- Prompt -
Extract all lines that hold the string "ylabel".

··· Task data ···

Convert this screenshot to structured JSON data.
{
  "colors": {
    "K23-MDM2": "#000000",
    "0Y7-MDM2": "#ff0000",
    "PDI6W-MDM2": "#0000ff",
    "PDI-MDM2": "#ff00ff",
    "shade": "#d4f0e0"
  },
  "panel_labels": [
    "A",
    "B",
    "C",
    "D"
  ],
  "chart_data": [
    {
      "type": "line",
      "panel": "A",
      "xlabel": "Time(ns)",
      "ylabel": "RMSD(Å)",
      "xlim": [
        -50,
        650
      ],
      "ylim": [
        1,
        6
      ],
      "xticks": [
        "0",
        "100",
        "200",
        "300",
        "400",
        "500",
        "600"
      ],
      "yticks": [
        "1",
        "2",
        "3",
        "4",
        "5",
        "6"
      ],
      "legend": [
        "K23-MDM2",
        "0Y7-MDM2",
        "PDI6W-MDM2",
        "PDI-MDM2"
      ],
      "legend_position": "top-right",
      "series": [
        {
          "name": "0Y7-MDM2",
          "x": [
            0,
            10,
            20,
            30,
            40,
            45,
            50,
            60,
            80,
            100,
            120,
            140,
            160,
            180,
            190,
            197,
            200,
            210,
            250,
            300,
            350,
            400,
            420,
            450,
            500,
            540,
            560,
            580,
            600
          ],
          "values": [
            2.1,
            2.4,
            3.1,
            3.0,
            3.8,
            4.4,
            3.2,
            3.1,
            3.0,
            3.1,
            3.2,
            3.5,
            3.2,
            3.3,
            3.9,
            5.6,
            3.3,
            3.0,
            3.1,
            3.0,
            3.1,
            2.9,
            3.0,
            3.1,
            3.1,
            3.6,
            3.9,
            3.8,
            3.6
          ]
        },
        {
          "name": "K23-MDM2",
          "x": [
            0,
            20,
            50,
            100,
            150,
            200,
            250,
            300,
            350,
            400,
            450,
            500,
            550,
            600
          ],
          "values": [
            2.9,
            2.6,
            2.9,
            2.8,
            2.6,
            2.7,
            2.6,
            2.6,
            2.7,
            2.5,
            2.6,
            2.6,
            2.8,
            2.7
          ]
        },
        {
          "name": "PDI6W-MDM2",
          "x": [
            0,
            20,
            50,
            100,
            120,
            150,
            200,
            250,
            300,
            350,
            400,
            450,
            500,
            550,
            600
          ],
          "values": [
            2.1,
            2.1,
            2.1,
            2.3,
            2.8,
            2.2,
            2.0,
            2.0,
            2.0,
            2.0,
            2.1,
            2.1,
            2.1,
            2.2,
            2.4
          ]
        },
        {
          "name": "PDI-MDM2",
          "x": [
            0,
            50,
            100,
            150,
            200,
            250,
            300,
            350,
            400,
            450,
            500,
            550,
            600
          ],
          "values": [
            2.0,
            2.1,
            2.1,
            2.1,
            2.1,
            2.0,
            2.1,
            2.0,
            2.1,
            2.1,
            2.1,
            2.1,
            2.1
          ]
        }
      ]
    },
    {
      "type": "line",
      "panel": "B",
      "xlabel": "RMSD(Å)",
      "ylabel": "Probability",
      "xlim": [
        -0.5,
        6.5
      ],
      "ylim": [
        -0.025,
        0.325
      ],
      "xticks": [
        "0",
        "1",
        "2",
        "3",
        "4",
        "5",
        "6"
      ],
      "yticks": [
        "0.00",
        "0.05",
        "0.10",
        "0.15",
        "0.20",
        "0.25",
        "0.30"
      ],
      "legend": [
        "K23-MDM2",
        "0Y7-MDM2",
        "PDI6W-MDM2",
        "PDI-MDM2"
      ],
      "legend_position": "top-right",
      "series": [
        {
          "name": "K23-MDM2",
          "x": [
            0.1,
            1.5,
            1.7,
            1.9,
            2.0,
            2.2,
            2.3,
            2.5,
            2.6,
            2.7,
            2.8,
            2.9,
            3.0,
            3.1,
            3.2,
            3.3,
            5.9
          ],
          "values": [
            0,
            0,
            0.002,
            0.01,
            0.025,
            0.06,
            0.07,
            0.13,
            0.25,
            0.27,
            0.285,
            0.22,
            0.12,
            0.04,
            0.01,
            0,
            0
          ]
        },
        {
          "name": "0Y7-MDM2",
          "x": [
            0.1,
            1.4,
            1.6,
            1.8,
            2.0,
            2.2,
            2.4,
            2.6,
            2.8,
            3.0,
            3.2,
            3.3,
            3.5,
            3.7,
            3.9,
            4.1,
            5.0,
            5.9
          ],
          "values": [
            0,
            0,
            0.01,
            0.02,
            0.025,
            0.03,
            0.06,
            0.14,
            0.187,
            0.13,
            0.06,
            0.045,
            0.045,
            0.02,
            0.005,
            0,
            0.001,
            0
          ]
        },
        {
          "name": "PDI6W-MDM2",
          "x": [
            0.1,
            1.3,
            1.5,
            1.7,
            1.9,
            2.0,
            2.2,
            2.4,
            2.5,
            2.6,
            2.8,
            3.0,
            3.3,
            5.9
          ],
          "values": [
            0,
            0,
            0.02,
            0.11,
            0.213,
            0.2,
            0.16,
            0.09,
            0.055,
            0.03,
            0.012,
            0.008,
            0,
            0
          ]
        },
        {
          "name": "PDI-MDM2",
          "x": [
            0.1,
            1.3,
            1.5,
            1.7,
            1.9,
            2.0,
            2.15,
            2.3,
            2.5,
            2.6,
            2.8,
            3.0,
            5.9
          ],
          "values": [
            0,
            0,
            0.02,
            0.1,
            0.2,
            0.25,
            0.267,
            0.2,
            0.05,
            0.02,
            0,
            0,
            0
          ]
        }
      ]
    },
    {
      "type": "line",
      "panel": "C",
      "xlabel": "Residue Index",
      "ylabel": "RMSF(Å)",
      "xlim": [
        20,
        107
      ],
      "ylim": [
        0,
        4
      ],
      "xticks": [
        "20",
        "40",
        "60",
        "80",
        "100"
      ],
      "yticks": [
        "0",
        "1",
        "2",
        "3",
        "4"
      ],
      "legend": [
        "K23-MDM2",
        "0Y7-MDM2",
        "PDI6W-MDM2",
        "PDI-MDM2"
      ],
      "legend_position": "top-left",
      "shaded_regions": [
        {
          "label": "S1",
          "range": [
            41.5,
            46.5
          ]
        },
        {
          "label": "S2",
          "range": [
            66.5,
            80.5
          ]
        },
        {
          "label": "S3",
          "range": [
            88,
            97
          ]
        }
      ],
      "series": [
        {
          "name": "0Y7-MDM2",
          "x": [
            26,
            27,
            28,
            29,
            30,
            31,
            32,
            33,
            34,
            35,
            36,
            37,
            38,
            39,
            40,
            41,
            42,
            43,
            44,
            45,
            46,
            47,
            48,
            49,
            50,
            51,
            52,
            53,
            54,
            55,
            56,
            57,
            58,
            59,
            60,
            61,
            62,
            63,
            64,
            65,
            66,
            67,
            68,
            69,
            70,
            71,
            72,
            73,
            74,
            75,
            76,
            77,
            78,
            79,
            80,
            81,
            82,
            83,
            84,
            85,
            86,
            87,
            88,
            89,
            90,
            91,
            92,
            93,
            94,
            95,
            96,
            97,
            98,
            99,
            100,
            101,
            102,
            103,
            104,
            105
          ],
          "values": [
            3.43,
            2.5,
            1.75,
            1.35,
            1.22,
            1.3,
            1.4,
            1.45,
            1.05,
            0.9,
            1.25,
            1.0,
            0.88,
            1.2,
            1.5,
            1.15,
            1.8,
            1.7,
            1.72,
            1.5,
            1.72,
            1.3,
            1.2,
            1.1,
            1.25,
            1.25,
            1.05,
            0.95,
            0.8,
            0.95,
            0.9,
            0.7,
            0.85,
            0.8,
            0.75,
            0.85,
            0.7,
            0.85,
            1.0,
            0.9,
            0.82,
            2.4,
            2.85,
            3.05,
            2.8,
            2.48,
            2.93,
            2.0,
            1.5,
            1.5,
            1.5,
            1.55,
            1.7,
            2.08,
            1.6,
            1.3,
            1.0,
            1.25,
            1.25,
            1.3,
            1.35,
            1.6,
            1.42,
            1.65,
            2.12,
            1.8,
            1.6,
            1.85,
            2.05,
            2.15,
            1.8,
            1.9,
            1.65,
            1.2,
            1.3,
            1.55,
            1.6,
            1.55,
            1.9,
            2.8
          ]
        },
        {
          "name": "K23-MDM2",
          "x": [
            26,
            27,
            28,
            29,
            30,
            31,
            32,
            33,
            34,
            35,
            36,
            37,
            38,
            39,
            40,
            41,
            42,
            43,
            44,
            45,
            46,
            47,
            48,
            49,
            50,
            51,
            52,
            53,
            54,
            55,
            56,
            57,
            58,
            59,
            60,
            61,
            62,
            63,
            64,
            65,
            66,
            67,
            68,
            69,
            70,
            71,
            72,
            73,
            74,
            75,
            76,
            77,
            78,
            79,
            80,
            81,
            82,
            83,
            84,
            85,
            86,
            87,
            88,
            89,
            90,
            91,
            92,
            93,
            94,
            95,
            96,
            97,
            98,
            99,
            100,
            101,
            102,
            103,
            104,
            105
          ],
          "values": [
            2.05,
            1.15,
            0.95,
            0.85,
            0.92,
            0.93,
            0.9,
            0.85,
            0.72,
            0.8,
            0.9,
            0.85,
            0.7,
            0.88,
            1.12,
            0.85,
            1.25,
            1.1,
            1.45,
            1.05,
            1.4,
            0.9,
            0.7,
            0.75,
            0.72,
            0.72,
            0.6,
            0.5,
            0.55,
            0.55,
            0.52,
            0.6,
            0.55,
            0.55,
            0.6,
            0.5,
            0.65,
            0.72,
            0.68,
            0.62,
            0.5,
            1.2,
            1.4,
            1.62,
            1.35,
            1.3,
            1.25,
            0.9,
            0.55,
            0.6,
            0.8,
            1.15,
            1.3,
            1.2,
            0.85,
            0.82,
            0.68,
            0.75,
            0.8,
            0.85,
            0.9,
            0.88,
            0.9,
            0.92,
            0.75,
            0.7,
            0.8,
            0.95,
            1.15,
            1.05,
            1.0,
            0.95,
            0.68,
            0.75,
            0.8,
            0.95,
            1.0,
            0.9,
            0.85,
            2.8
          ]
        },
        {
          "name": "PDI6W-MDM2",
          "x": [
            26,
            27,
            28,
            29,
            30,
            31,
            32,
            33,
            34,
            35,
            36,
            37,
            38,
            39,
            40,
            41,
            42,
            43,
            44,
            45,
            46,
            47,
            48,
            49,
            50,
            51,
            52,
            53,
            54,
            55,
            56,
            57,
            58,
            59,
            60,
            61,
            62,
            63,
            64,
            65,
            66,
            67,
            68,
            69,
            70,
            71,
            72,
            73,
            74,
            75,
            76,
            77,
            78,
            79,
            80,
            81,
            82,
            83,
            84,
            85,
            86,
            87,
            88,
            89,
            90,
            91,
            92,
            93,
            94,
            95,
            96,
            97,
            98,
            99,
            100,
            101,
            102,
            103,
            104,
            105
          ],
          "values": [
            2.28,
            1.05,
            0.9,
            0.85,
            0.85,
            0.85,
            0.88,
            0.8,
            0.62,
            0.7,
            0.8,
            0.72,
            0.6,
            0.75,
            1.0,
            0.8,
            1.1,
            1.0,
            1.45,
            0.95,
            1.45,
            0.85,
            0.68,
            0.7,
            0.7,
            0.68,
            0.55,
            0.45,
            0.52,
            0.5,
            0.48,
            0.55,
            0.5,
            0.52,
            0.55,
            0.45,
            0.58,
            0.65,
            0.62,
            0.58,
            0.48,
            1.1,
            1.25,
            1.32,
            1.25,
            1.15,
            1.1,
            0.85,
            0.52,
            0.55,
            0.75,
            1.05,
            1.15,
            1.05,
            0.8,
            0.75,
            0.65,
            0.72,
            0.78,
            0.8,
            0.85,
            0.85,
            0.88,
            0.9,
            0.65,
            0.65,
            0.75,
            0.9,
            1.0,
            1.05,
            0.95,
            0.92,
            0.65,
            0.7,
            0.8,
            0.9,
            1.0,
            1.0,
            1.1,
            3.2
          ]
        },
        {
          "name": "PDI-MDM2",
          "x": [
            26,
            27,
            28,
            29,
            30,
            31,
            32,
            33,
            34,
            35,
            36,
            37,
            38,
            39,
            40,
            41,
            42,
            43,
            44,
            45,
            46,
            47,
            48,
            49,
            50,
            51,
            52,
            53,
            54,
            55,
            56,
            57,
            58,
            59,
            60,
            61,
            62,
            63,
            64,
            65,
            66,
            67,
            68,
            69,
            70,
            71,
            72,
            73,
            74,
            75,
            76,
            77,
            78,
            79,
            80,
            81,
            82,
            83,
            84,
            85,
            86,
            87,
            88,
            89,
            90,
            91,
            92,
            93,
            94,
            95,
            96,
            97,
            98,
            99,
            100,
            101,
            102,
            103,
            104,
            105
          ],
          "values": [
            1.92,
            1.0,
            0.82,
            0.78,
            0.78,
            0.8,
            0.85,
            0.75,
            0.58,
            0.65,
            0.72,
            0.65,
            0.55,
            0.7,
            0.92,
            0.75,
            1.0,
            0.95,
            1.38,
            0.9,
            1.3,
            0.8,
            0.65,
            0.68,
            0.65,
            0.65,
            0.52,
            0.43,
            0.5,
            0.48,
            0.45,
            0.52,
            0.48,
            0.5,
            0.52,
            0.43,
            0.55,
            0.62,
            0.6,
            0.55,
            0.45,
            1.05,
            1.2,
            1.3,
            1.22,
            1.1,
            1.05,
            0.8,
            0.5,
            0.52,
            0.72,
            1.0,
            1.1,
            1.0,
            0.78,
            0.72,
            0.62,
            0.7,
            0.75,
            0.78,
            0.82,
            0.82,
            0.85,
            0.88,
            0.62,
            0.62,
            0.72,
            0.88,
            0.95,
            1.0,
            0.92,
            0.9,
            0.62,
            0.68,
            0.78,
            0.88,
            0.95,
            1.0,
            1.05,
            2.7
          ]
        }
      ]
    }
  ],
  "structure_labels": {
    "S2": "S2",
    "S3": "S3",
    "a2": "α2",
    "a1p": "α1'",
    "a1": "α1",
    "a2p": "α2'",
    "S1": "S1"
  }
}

···

- The reply -
      "ylabel": "RMSD(Å)",
      "ylabel": "Probability",
      "ylabel": "RMSF(Å)",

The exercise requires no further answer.